### [Reading text]
────────────────────

On the day before finals each semester just before midnight, hundreds of students congregate in the Davis Library. Are these industrious scholars sharpening their minds with the wealth of knowledge contained in this bastion of learning? No. They are gathered to witness their peers sprint down from the top floor of the library, touch the flagpole in the middle of Polk Place and return, triumphant. They are gathered to witness the Davis streak in a beautiful display of tomfoolery.
The Davis streak is an age-old shenanigan, dating back to the 1970s, when the first string of students chose to lay their feelings bare to the University. Within the current surveillance state of the University and a society which constantly prioritizes productivity and conformity, these sorts of shenanigans can be a form of “good trouble” that express dissatisfaction with an oppressive norm in a nonviolent, visually compelling way.
School is undeniably a priority for all students, but maintaining perspective and embracing the college experience is equally important. When we resist the norms that govern our daily student life, we can reclaim a sense of humor that is all too unfamiliar in the throes of the adult American workforce. This lively pushback, within reason, acts as a conduit whereby we can skirt the suffocation of the day-to-day rat race — and it's something fully embodied in the Davis streak.
However, the streak is not without controversy — on April 14, a letter from UNC’s interim Director of Access Services Suchi Mohanty announced a seemingly permanent end to this good-trouble shenanigan. She said the Davis streak impedes on students’ ability to study on a reading day, threatens the safety of students and staff and creates “thousands of dollars of damage each year.” To prevent the streak from taking place this year, the seventh and eighth floors of Davis Library will be closed and guarded by "dedicated personnel" at 10 p.m. One Cards will be required to enter the library after 10 p.m. and at least through the end of exams. It seems that the upwards of 50 years of stripped-down tomfoolery has come to an end.
With the Davis streak being such an important pillar of Carolina culture, there should have first been attempts at alternative measures that could protect the sacred practice while also ensuring the safety of campus property and people. A more collaborative solution, in which students volunteer to clean up post-streak, could be a viable way to protect this tradition without making others pay for it. Instead, the desire to change the streak was not communicated to students, leaving us in the dark about an event we've done for half a century and further showing the University's distrust of its students.
To shut down this practice is to wholly disregard what it symbolizes. On the cusp of finals week, under crushing academic pressure, we congregate to celebrate an act of joyful defiance. The University justifies prohibiting the streak by noting “numerous safety issues, property damage and a great deal of disruption to students who need to study.” There’s merit to instituting policies minimizing property damages, especially Davis’s beloved books, but eliminating the streak overall is a net negative.
Outside the safety bubble of a college campus, we must continue to cultivate third spaces where we can find community rather than just stumble upon, like where hundreds of our peers share the joy of something that would warrant an arrest for indecent exposure anywhere else.
The Davis streak, once mainly light-hearted, now has been assigned as an act of resistance by the University's ban. We must remember the importance of taking advantage of the community we have at UNC and forming memories through unconventional actions. At their core, shenanigans like the Davis streak are a reminder to balance the rigor of University coursework with a spirited and unified activity regardless of political and institutional undertones. Our unique traditions of buffoonery are things we must strive to protect.

────────────────────

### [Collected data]
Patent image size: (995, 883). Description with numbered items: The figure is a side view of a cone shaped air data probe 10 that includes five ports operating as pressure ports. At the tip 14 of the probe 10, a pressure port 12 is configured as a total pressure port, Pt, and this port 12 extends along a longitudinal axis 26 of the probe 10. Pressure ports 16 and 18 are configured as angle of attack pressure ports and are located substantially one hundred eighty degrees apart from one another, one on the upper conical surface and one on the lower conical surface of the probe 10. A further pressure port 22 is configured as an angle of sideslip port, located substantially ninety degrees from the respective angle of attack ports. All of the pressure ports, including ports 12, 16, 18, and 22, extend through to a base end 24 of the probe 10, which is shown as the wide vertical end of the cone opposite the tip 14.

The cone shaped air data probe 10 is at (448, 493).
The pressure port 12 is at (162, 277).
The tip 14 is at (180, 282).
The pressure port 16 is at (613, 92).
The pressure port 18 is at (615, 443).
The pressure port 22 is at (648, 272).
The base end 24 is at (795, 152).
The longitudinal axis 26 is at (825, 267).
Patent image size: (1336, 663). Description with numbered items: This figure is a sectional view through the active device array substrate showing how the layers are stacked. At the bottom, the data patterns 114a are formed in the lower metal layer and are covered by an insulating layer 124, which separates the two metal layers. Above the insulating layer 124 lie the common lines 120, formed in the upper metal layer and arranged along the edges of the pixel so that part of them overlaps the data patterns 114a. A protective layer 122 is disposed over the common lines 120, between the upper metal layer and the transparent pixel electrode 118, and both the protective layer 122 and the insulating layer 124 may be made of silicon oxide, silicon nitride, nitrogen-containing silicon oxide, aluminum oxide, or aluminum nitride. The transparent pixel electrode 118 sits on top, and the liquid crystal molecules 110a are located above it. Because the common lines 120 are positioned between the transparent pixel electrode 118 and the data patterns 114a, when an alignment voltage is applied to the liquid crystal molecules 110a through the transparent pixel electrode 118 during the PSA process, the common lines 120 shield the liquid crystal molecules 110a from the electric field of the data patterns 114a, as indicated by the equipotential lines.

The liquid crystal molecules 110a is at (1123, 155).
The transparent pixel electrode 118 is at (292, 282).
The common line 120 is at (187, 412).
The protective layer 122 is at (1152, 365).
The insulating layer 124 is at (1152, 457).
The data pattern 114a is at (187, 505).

────────────────────

### [Exercise requirements]
(A) Duplicate the part of the Davis streak piece starting at "Outside the safety" and ending at "strive to protect.".
(B) Decide whether each statement agrees with the Davis streak piece, answering yes or no and quoting the deciding words: (i) The streak goes back to the 1970s. (ii) The seventh and eighth floors of Davis Library will be closed starting at midnight. (iii) Runners touch the flagpole in the middle of Polk Place.
The rows were taken from a separate source.

### [Per-task outputs]
(A)
Outside the safety bubble of a college campus, we must continue to cultivate third spaces where we can find community rather than just stumble upon, like where hundreds of our peers share the joy of something that would warrant an arrest for indecent exposure anywhere else.
The Davis streak, once mainly light-hearted, now has been assigned as an act of resistance by the University's ban. We must remember the importance of taking advantage of the community we have at UNC and forming memories through unconventional actions. At their core, shenanigans like the Davis streak are a reminder to balance the rigor of University coursework with a spirited and unified activity regardless of political and institutional undertones. Our unique traditions of buffoonery are things we must strive to protect.

(B)
(i) Yes: "dating back to the 1970s"
(ii) No: "the seventh and eighth floors of Davis Library will be closed and guarded by "dedicated personnel" at 10 p.m."
(iii) Yes: "touch the flagpole in the middle of Polk Place and return, triumphant"